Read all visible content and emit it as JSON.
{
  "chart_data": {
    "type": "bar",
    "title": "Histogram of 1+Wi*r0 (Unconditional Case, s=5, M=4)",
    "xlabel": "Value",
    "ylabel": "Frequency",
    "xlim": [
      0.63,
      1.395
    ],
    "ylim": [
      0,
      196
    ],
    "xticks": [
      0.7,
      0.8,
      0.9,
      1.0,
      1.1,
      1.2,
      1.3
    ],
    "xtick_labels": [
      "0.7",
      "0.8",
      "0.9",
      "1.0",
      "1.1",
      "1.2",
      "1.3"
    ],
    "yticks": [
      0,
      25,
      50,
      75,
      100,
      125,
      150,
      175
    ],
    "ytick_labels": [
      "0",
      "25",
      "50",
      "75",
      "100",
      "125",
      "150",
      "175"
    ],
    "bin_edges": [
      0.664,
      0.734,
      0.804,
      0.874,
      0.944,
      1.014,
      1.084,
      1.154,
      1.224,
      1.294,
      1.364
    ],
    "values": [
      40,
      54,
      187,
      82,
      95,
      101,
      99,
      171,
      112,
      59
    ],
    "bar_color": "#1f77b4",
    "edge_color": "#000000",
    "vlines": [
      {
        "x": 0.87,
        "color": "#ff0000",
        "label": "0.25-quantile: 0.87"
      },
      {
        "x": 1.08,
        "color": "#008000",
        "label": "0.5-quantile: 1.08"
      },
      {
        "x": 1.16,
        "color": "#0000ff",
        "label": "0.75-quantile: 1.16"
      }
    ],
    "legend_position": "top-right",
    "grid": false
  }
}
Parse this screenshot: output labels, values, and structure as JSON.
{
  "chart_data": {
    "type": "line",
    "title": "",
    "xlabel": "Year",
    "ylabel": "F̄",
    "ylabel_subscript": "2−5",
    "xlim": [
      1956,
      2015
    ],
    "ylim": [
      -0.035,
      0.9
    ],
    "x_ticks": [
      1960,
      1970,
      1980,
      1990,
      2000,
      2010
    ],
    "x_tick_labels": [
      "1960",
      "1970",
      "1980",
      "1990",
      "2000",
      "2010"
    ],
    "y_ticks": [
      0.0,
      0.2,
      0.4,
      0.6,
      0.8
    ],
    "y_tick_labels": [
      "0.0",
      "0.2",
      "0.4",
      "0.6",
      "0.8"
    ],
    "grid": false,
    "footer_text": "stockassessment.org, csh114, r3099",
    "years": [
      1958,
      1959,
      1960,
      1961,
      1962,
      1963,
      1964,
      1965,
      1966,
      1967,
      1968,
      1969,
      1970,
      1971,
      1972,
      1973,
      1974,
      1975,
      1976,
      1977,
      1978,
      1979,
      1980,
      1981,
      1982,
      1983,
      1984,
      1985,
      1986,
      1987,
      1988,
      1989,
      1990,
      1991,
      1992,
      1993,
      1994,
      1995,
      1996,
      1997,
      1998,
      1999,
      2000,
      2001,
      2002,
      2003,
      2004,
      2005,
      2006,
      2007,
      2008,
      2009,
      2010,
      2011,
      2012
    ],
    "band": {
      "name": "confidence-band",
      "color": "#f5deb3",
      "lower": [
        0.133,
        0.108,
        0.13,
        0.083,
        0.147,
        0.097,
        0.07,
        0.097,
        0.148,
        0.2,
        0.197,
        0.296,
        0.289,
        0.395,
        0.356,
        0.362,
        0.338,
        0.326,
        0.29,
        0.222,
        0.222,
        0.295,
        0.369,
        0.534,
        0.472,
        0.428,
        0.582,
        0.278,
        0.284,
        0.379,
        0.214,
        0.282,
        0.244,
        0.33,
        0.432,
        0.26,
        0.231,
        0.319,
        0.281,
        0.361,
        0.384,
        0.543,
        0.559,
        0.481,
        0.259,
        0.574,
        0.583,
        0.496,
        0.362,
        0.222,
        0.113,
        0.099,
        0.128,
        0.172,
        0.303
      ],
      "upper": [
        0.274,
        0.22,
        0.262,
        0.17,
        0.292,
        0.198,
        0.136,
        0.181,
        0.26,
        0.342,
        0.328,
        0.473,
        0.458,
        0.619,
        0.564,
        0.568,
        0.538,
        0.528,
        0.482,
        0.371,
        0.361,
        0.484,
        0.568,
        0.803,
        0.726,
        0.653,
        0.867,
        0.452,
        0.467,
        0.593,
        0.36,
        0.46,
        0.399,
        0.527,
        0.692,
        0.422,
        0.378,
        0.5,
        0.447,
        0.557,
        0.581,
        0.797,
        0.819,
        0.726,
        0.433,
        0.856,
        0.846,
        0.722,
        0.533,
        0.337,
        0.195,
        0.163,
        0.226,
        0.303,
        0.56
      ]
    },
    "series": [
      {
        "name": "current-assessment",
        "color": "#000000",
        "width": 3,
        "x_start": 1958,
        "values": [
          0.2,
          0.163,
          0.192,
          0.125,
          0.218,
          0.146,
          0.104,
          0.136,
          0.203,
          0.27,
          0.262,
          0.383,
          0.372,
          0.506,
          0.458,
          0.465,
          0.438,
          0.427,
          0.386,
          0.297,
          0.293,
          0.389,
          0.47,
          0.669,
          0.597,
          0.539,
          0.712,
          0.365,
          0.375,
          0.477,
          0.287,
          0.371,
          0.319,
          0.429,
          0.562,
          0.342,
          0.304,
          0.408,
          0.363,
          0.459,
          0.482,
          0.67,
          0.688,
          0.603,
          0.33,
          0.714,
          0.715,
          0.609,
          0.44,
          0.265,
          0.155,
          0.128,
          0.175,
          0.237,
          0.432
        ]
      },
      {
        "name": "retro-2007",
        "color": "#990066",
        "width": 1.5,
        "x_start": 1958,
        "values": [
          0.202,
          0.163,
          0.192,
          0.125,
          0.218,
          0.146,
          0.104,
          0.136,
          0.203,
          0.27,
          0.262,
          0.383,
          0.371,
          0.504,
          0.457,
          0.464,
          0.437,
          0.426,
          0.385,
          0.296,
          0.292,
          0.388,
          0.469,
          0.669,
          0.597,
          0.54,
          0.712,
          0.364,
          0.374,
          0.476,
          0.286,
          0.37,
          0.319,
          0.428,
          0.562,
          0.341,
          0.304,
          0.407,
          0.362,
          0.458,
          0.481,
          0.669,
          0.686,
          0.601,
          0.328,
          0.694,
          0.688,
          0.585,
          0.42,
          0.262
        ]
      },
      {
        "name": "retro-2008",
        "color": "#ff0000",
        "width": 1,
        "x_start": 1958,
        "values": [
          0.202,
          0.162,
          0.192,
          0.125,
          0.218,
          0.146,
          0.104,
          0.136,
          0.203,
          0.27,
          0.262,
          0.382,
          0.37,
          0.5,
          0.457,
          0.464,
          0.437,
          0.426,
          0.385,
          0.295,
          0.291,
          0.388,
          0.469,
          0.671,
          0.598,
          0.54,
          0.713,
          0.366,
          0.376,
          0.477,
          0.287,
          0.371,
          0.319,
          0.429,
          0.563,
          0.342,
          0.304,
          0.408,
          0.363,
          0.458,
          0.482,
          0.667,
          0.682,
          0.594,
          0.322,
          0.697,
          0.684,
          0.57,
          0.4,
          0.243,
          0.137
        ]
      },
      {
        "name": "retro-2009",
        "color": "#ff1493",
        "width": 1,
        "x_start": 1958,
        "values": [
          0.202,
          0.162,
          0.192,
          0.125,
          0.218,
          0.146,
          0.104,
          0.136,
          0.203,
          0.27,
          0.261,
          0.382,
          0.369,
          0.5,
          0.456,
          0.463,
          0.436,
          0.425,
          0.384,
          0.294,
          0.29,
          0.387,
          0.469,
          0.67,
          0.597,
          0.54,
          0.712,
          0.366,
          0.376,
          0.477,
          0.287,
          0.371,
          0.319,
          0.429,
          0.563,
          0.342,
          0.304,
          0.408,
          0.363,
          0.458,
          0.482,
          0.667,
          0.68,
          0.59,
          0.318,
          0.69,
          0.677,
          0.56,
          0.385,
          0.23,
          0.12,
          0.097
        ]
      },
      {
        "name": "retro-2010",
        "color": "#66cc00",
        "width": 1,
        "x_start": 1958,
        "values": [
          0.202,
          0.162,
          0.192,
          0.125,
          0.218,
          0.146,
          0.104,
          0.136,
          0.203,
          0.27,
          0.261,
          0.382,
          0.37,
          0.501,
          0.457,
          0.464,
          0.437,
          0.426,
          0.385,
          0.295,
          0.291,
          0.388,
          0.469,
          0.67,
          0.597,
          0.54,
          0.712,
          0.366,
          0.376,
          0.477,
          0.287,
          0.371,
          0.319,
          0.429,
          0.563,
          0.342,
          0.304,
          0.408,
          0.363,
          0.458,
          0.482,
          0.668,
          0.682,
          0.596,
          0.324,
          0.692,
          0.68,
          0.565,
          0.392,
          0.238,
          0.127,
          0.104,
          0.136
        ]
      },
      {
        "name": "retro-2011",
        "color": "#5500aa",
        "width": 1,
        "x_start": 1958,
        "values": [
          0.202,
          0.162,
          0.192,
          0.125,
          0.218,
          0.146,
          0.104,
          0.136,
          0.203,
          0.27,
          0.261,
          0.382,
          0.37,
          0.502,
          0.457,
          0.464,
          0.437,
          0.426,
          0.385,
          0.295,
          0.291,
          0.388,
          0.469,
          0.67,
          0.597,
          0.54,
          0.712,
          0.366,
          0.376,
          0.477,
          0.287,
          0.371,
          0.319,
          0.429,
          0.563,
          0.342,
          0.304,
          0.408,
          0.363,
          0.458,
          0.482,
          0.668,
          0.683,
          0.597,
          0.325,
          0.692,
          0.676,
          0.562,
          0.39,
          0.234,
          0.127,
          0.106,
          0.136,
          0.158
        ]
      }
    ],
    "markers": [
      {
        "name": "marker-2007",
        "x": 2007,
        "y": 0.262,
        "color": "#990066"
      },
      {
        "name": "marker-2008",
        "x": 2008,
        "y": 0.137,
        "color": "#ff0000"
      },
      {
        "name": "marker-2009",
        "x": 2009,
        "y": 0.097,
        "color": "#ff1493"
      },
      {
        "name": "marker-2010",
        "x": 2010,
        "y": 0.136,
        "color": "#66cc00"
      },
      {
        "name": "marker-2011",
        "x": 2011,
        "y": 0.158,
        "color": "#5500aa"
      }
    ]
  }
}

== == ==

SET EXERCISE: State the count of lines holding the string "JSON" in the listing above, and nothing else.

EXERCISE RESULT: 2